[Begin Data excerpts]
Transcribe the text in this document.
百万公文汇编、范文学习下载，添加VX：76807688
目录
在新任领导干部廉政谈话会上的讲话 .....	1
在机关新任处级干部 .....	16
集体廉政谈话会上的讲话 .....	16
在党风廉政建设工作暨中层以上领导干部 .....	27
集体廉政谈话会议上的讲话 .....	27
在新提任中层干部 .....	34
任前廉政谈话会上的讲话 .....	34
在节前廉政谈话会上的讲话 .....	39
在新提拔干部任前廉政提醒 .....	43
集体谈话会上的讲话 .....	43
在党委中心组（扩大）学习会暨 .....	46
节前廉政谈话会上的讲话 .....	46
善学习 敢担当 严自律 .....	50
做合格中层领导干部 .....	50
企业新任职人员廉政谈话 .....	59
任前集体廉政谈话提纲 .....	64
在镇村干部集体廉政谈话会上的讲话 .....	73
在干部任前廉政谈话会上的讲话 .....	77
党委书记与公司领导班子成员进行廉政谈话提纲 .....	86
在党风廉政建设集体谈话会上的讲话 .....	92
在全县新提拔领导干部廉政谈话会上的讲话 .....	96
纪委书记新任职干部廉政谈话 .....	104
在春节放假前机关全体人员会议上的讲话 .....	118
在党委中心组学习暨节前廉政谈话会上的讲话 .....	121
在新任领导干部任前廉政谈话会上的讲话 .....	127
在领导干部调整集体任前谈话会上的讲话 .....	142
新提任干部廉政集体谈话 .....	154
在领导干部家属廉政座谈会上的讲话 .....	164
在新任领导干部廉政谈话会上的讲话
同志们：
[End Data excerpts]
Problem statement: Write every entry out again exactly.

The solution:
Transcribe the text in this document.
百万公文汇编、范文学习下载，添加VX：76807688
目录
在新任领导干部廉政谈话会上的讲话 .....	1
在机关新任处级干部 .....	16
集体廉政谈话会上的讲话 .....	16
在党风廉政建设工作暨中层以上领导干部 .....	27
集体廉政谈话会议上的讲话 .....	27
在新提任中层干部 .....	34
任前廉政谈话会上的讲话 .....	34
在节前廉政谈话会上的讲话 .....	39
在新提拔干部任前廉政提醒 .....	43
集体谈话会上的讲话 .....	43
在党委中心组（扩大）学习会暨 .....	46
节前廉政谈话会上的讲话 .....	46
善学习 敢担当 严自律 .....	50
做合格中层领导干部 .....	50
企业新任职人员廉政谈话 .....	59
任前集体廉政谈话提纲 .....	64
在镇村干部集体廉政谈话会上的讲话 .....	73
在干部任前廉政谈话会上的讲话 .....	77
党委书记与公司领导班子成员进行廉政谈话提纲 .....	86
在党风廉政建设集体谈话会上的讲话 .....	92
在全县新提拔领导干部廉政谈话会上的讲话 .....	96
纪委书记新任职干部廉政谈话 .....	104
在春节放假前机关全体人员会议上的讲话 .....	118
在党委中心组学习暨节前廉政谈话会上的讲话 .....	121
在新任领导干部任前廉政谈话会上的讲话 .....	127
在领导干部调整集体任前谈话会上的讲话 .....	142
新提任干部廉政集体谈话 .....	154
在领导干部家属廉政座谈会上的讲话 .....	164
在新任领导干部廉政谈话会上的讲话
同志们：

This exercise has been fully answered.